Material for this exercise
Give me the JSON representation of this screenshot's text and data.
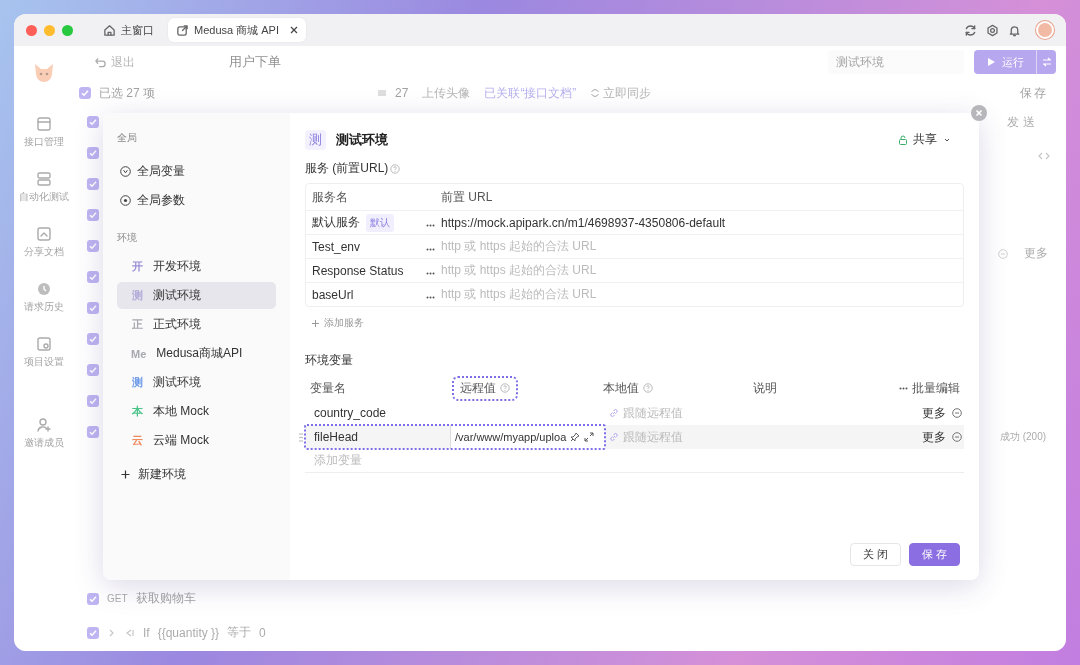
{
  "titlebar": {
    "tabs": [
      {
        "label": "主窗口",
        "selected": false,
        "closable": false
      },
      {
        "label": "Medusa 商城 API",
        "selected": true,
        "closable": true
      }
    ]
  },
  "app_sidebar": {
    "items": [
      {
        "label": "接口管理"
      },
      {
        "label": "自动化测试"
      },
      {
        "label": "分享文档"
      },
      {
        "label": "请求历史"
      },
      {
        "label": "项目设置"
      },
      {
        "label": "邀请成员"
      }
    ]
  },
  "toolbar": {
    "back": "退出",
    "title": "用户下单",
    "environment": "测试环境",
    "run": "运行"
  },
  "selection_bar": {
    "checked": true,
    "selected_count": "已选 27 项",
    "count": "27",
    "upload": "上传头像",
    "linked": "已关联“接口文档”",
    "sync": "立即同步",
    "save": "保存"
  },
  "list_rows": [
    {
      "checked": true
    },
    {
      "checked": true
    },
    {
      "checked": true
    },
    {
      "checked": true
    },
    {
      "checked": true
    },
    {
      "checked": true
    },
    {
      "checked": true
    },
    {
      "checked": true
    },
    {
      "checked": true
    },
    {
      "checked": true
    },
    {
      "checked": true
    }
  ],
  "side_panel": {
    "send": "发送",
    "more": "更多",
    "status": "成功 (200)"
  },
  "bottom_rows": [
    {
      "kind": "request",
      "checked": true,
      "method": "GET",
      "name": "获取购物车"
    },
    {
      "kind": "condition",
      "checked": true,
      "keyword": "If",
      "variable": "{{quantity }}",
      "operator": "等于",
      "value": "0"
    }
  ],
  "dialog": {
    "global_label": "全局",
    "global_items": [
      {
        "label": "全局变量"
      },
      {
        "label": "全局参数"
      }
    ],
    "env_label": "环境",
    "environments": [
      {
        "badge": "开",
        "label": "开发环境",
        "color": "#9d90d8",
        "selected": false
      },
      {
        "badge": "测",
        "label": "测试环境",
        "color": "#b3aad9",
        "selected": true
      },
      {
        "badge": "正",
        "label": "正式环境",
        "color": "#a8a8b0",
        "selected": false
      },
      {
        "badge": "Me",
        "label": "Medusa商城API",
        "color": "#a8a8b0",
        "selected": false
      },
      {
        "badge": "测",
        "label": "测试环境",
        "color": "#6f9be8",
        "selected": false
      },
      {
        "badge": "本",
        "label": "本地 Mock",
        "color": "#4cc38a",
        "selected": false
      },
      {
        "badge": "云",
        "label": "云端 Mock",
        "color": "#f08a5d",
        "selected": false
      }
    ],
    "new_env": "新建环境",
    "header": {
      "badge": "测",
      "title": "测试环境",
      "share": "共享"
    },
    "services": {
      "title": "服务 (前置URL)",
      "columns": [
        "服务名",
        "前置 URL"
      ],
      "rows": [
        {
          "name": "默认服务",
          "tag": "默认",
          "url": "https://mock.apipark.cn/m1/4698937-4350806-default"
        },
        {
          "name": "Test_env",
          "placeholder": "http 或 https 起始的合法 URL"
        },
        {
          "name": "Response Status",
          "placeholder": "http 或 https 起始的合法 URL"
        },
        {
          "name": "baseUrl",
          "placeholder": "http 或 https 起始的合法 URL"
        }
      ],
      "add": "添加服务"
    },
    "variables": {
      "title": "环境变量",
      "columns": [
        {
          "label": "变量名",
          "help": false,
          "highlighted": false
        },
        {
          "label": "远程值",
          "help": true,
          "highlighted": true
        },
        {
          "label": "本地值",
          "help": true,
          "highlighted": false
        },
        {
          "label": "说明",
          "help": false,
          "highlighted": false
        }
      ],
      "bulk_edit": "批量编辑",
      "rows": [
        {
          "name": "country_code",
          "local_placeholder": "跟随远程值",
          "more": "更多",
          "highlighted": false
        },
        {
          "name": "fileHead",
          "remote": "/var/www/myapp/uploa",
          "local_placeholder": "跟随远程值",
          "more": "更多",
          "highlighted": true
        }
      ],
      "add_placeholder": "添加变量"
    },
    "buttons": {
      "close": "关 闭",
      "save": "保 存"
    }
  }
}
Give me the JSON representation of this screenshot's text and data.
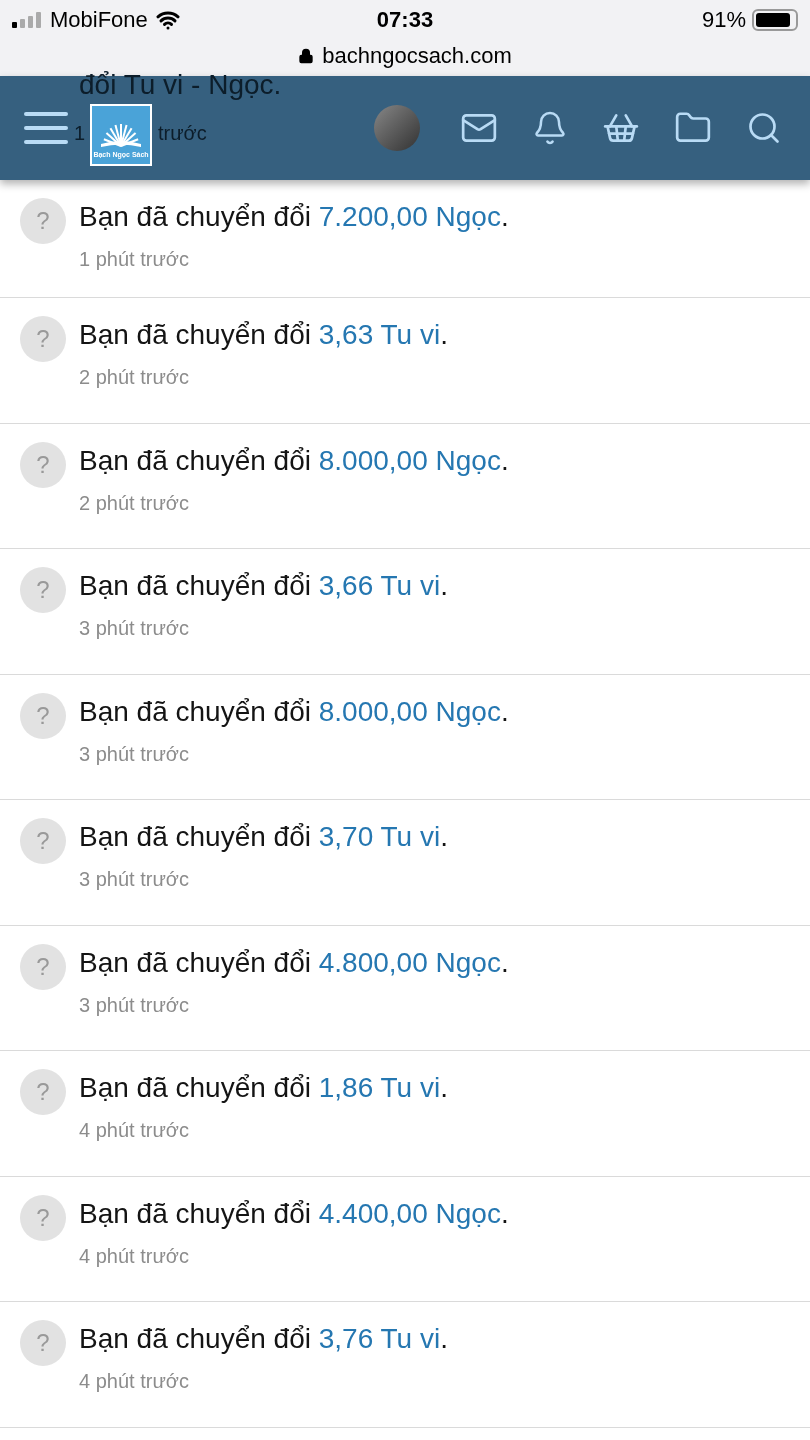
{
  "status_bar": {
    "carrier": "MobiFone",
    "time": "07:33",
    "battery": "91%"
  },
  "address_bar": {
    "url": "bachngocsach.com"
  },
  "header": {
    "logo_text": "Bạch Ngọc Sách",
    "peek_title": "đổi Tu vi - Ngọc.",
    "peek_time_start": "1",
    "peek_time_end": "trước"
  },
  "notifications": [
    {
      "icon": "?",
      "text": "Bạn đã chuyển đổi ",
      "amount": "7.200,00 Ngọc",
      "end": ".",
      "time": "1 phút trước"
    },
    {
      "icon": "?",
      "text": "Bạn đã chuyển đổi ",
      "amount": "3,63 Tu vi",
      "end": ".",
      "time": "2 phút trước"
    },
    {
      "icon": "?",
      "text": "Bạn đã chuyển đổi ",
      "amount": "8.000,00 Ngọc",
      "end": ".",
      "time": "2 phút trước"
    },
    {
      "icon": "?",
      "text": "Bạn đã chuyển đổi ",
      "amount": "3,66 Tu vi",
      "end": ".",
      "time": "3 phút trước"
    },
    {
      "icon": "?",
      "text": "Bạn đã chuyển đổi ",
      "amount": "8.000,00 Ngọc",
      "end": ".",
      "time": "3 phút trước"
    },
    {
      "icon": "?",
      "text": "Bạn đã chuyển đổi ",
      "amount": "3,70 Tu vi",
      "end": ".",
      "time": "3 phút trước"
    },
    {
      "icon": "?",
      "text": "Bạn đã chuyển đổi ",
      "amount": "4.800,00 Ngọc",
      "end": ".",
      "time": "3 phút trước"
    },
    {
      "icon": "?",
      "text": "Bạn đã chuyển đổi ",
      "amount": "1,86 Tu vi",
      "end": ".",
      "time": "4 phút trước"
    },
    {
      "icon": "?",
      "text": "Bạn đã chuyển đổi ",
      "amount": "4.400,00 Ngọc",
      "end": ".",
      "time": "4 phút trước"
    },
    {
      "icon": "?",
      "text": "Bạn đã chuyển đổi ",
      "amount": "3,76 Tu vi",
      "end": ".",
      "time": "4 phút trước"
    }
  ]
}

Goal
Print the complete listing exactly as it stands, without its pictures.

Task solution
Give me the JSON representation of this screenshot's text and data.
{
  "titlebar": {
    "tabs": [
      {
        "label": "主窗口",
        "selected": false,
        "closable": false
      },
      {
        "label": "Medusa 商城 API",
        "selected": true,
        "closable": true
      }
    ]
  },
  "app_sidebar": {
    "items": [
      {
        "label": "接口管理"
      },
      {
        "label": "自动化测试"
      },
      {
        "label": "分享文档"
      },
      {
        "label": "请求历史"
      },
      {
        "label": "项目设置"
      },
      {
        "label": "邀请成员"
      }
    ]
  },
  "toolbar": {
    "back": "退出",
    "title": "用户下单",
    "environment": "测试环境",
    "run": "运行"
  },
  "selection_bar": {
    "checked": true,
    "selected_count": "已选 27 项",
    "count": "27",
    "upload": "上传头像",
    "linked": "已关联“接口文档”",
    "sync": "立即同步",
    "save": "保存"
  },
  "list_rows": [
    {
      "checked": true
    },
    {
      "checked": true
    },
    {
      "checked": true
    },
    {
      "checked": true
    },
    {
      "checked": true
    },
    {
      "checked": true
    },
    {
      "checked": true
    },
    {
      "checked": true
    },
    {
      "checked": true
    },
    {
      "checked": true
    },
    {
      "checked": true
    }
  ],
  "side_panel": {
    "send": "发送",
    "more": "更多",
    "status": "成功 (200)"
  },
  "bottom_rows": [
    {
      "kind": "request",
      "checked": true,
      "method": "GET",
      "name": "获取购物车"
    },
    {
      "kind": "condition",
      "checked": true,
      "keyword": "If",
      "variable": "{{quantity }}",
      "operator": "等于",
      "value": "0"
    }
  ],
  "dialog": {
    "global_label": "全局",
    "global_items": [
      {
        "label": "全局变量"
      },
      {
        "label": "全局参数"
      }
    ],
    "env_label": "环境",
    "environments": [
      {
        "badge": "开",
        "label": "开发环境",
        "color": "#9d90d8",
        "selected": false
      },
      {
        "badge": "测",
        "label": "测试环境",
        "color": "#b3aad9",
        "selected": true
      },
      {
        "badge": "正",
        "label": "正式环境",
        "color": "#a8a8b0",
        "selected": false
      },
      {
        "badge": "Me",
        "label": "Medusa商城API",
        "color": "#a8a8b0",
        "selected": false
      },
      {
        "badge": "测",
        "label": "测试环境",
        "color": "#6f9be8",
        "selected": false
      },
      {
        "badge": "本",
        "label": "本地 Mock",
        "color": "#4cc38a",
        "selected": false
      },
      {
        "badge": "云",
        "label": "云端 Mock",
        "color": "#f08a5d",
        "selected": false
      }
    ],
    "new_env": "新建环境",
    "header": {
      "badge": "测",
      "title": "测试环境",
      "share": "共享"
    },
    "services": {
      "title": "服务 (前置URL)",
      "columns": [
        "服务名",
        "前置 URL"
      ],
      "rows": [
        {
          "name": "默认服务",
          "tag": "默认",
          "url": "https://mock.apipark.cn/m1/4698937-4350806-default"
        },
        {
          "name": "Test_env",
          "placeholder": "http 或 https 起始的合法 URL"
        },
        {
          "name": "Response Status",
          "placeholder": "http 或 https 起始的合法 URL"
        },
        {
          "name": "baseUrl",
          "placeholder": "http 或 https 起始的合法 URL"
        }
      ],
      "add": "添加服务"
    },
    "variables": {
      "title": "环境变量",
      "columns": [
        {
          "label": "变量名",
          "help": false,
          "highlighted": false
        },
        {
          "label": "远程值",
          "help": true,
          "highlighted": true
        },
        {
          "label": "本地值",
          "help": true,
          "highlighted": false
        },
        {
          "label": "说明",
          "help": false,
          "highlighted": false
        }
      ],
      "bulk_edit": "批量编辑",
      "rows": [
        {
          "name": "country_code",
          "local_placeholder": "跟随远程值",
          "more": "更多",
          "highlighted": false
        },
        {
          "name": "fileHead",
          "remote": "/var/www/myapp/uploa",
          "local_placeholder": "跟随远程值",
          "more": "更多",
          "highlighted": true
        }
      ],
      "add_placeholder": "添加变量"
    },
    "buttons": {
      "close": "关 闭",
      "save": "保 存"
    }
  }
}
Give me the JSON representation of this screenshot's text and data.
{
  "status_bar": {
    "carrier": "MobiFone",
    "time": "07:33",
    "battery": "91%"
  },
  "address_bar": {
    "url": "bachngocsach.com"
  },
  "header": {
    "logo_text": "Bạch Ngọc Sách",
    "peek_title": "đổi Tu vi - Ngọc.",
    "peek_time_start": "1",
    "peek_time_end": "trước"
  },
  "notifications": [
    {
      "icon": "?",
      "text": "Bạn đã chuyển đổi ",
      "amount": "7.200,00 Ngọc",
      "end": ".",
      "time": "1 phút trước"
    },
    {
      "icon": "?",
      "text": "Bạn đã chuyển đổi ",
      "amount": "3,63 Tu vi",
      "end": ".",
      "time": "2 phút trước"
    },
    {
      "icon": "?",
      "text": "Bạn đã chuyển đổi ",
      "amount": "8.000,00 Ngọc",
      "end": ".",
      "time": "2 phút trước"
    },
    {
      "icon": "?",
      "text": "Bạn đã chuyển đổi ",
      "amount": "3,66 Tu vi",
      "end": ".",
      "time": "3 phút trước"
    },
    {
      "icon": "?",
      "text": "Bạn đã chuyển đổi ",
      "amount": "8.000,00 Ngọc",
      "end": ".",
      "time": "3 phút trước"
    },
    {
      "icon": "?",
      "text": "Bạn đã chuyển đổi ",
      "amount": "3,70 Tu vi",
      "end": ".",
      "time": "3 phút trước"
    },
    {
      "icon": "?",
      "text": "Bạn đã chuyển đổi ",
      "amount": "4.800,00 Ngọc",
      "end": ".",
      "time": "3 phút trước"
    },
    {
      "icon": "?",
      "text": "Bạn đã chuyển đổi ",
      "amount": "1,86 Tu vi",
      "end": ".",
      "time": "4 phút trước"
    },
    {
      "icon": "?",
      "text": "Bạn đã chuyển đổi ",
      "amount": "4.400,00 Ngọc",
      "end": ".",
      "time": "4 phút trước"
    },
    {
      "icon": "?",
      "text": "Bạn đã chuyển đổi ",
      "amount": "3,76 Tu vi",
      "end": ".",
      "time": "4 phút trước"
    }
  ]
}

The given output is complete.